(WORK TO DO):
Tally up the lines carrying the string "Anclar" and respond with only the resulting number.

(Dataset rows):
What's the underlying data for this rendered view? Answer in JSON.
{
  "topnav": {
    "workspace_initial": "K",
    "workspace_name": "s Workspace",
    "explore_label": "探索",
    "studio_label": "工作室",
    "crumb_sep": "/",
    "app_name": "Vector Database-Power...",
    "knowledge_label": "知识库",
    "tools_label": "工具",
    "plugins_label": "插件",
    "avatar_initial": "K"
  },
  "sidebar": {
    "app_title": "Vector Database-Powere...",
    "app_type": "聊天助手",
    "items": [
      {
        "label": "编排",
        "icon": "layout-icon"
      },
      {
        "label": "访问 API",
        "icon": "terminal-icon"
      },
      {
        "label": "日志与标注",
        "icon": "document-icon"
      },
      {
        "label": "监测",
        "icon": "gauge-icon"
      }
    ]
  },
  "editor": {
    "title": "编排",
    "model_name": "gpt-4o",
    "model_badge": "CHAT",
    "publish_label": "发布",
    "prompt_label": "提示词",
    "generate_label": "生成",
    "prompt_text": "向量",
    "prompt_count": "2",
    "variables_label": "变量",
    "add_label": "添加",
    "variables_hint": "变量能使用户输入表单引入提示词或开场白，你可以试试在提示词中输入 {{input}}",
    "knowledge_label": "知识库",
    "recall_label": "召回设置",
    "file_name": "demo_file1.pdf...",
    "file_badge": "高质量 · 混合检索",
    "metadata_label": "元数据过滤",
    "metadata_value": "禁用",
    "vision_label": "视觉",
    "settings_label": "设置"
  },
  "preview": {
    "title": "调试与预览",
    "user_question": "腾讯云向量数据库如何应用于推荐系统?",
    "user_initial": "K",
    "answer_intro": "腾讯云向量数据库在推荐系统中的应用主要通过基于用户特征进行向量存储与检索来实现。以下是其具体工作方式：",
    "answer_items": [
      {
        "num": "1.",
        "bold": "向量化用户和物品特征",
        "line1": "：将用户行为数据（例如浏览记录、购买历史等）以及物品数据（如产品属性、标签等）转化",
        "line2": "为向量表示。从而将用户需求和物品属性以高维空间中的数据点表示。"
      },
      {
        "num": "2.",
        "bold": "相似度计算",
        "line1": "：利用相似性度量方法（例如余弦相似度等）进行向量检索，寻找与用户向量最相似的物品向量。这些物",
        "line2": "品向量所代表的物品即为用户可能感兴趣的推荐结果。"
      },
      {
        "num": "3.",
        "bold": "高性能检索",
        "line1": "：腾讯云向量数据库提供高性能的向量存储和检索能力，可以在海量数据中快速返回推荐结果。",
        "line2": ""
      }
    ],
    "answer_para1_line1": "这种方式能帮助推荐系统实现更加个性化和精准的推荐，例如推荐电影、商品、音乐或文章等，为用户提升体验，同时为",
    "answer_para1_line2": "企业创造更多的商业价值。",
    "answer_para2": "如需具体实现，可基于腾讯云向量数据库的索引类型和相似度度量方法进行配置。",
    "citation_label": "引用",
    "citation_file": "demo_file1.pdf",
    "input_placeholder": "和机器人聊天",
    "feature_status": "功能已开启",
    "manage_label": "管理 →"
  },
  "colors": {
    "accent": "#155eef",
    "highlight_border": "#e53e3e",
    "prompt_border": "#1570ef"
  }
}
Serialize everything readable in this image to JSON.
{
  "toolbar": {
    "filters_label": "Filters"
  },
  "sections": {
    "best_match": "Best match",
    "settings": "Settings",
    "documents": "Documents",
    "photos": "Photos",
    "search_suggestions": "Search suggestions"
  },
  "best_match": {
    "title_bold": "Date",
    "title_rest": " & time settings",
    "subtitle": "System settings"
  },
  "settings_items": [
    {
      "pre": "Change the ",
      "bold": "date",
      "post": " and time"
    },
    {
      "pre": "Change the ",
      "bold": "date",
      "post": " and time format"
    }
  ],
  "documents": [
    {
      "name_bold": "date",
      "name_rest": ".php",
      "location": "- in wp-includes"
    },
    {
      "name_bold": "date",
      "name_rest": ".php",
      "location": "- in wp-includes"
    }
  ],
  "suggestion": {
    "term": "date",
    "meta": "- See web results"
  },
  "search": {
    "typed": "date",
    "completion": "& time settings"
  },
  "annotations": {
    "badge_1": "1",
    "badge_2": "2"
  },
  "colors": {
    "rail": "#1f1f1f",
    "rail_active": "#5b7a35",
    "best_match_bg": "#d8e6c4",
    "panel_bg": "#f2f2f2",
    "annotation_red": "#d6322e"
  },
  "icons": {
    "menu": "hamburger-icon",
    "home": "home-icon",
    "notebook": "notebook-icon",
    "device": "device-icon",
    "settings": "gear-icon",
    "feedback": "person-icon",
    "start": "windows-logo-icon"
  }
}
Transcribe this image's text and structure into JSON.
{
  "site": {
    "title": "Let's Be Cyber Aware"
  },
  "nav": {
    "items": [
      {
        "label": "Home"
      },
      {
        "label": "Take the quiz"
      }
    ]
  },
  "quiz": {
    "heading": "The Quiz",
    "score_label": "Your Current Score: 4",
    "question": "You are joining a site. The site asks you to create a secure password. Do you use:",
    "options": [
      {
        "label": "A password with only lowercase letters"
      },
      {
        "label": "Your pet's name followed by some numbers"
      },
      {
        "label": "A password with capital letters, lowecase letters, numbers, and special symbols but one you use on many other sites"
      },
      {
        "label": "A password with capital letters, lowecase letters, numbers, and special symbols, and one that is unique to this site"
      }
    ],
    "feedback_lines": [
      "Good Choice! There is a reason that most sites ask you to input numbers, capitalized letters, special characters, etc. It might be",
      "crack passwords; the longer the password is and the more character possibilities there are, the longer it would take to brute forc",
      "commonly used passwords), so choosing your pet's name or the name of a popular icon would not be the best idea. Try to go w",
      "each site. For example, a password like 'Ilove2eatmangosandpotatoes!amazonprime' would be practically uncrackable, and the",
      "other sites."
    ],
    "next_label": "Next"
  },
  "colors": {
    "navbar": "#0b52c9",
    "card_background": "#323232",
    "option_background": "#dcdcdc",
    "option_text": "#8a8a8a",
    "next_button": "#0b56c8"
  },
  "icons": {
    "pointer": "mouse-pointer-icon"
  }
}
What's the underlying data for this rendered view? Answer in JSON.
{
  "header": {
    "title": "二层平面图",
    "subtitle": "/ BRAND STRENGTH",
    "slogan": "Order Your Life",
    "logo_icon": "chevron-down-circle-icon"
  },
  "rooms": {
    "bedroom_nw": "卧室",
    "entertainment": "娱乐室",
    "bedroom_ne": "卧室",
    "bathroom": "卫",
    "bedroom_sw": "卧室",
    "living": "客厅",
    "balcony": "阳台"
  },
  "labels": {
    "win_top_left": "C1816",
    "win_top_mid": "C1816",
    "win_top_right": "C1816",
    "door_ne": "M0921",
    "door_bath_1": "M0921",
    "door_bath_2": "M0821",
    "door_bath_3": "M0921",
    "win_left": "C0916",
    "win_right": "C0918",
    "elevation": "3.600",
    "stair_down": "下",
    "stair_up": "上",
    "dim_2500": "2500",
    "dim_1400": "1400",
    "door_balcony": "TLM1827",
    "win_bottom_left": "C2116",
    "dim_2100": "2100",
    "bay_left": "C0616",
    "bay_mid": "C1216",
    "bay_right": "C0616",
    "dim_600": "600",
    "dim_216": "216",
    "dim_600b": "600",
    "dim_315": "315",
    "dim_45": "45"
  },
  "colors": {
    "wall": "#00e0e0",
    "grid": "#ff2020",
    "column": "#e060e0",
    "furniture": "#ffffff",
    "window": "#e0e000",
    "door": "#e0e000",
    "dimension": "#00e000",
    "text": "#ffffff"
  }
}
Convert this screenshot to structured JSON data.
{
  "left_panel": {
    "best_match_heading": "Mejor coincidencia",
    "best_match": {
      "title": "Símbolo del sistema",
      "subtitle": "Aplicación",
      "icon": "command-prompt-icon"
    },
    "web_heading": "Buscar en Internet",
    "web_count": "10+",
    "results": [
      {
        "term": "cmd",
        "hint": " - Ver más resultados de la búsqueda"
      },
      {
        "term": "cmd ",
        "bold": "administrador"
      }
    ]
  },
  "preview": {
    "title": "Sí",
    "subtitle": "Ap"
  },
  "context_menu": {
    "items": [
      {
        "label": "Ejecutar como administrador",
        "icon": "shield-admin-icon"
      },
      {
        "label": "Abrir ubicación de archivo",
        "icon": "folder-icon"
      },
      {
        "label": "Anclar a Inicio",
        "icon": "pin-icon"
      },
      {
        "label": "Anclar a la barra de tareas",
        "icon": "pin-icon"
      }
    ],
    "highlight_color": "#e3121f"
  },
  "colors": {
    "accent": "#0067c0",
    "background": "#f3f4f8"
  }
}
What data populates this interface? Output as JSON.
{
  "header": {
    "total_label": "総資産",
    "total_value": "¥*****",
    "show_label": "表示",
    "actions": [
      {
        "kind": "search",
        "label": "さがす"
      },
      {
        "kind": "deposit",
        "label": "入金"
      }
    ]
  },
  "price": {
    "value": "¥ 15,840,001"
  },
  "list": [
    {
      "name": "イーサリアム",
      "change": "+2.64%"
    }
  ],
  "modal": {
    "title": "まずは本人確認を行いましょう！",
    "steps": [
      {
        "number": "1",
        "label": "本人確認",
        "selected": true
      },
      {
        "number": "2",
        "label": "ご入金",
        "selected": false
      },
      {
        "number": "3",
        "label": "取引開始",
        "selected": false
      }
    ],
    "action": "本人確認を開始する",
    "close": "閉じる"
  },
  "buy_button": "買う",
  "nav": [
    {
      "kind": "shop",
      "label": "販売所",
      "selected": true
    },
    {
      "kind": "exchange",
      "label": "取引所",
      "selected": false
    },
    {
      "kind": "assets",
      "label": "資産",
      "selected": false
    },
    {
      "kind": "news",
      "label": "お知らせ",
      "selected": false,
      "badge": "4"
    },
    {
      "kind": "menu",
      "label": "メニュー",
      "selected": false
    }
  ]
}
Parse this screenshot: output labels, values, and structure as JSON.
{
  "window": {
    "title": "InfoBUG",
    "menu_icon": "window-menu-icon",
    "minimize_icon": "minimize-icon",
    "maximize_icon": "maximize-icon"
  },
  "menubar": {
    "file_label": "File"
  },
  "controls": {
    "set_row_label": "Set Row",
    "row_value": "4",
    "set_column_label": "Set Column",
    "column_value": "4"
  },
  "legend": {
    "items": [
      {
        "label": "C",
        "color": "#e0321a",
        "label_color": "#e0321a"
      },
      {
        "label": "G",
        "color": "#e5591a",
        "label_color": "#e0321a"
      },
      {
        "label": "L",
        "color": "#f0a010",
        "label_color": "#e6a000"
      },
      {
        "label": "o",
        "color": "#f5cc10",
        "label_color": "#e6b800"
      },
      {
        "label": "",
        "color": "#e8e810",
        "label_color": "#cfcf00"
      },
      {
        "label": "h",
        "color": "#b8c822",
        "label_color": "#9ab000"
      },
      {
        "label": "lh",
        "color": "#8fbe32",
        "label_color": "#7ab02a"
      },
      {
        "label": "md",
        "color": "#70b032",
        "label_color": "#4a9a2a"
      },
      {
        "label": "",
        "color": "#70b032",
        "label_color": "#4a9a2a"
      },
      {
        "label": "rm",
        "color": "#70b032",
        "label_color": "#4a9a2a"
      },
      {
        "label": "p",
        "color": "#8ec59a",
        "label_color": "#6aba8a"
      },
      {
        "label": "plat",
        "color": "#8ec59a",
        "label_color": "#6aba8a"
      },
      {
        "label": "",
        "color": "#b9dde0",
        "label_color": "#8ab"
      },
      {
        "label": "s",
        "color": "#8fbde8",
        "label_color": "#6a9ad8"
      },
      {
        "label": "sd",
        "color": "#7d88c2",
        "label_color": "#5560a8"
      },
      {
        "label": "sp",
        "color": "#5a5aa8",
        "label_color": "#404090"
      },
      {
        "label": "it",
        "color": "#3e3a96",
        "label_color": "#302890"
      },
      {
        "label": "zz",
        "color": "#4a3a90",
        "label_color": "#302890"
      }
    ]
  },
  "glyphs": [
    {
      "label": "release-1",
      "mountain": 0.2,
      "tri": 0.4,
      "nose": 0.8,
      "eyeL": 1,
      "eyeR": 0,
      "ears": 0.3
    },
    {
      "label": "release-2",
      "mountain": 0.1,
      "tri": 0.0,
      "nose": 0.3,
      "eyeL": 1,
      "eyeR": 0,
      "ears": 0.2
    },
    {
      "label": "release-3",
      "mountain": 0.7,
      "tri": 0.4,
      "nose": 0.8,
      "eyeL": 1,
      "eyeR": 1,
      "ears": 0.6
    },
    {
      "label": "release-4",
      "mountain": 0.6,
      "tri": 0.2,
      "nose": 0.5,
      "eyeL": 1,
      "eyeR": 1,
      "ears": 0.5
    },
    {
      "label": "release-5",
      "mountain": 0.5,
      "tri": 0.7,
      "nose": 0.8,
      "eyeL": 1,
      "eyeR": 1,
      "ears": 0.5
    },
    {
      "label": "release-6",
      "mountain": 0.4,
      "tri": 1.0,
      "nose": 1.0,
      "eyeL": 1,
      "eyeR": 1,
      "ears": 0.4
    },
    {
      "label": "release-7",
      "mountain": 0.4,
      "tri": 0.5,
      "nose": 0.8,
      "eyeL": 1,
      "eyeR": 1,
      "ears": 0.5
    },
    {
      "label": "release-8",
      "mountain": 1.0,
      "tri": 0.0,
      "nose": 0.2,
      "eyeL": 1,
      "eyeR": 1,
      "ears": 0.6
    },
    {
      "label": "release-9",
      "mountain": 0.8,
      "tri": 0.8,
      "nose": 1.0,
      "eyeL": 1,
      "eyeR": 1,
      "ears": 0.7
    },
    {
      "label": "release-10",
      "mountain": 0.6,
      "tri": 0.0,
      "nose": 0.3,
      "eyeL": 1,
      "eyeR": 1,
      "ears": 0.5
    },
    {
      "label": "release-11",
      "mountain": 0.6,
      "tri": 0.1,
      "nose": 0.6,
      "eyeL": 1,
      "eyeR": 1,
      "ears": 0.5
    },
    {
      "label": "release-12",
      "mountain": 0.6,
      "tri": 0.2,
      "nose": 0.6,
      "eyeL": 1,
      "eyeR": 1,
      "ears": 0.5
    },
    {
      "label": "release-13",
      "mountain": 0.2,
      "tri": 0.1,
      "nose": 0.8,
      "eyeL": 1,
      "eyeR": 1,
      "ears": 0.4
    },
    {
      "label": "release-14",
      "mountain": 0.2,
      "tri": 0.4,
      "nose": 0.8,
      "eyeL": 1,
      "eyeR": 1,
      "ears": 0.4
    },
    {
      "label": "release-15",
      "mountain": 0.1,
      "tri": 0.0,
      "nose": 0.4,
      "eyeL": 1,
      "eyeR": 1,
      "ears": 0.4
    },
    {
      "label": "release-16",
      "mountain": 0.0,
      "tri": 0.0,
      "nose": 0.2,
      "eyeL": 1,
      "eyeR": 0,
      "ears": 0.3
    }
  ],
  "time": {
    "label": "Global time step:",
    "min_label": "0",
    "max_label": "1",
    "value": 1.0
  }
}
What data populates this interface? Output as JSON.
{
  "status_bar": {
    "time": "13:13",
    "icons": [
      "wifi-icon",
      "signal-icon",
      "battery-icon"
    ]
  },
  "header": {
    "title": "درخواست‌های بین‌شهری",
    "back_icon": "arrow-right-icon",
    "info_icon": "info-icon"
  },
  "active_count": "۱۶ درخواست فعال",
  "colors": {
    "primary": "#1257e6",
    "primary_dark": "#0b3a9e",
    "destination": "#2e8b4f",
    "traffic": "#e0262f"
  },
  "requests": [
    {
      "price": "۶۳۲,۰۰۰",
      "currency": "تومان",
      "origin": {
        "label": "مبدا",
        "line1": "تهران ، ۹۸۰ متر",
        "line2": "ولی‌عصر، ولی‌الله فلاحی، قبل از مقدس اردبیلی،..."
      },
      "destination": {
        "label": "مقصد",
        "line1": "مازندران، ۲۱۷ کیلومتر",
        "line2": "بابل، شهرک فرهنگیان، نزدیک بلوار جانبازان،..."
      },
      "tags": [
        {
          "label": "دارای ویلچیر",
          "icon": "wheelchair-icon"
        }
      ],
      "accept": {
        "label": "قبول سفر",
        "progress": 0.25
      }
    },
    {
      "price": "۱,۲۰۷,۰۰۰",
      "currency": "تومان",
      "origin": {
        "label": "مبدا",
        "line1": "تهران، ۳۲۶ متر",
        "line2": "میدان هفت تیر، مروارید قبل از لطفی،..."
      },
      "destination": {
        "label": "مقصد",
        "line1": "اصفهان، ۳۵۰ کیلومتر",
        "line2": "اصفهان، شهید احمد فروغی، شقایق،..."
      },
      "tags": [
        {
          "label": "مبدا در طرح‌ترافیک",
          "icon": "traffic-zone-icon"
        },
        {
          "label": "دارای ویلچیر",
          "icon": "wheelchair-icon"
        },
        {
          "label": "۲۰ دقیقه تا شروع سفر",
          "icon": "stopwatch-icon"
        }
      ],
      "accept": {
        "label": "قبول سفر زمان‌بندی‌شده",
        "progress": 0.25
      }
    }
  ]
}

(COMPLETE ANSWER):
2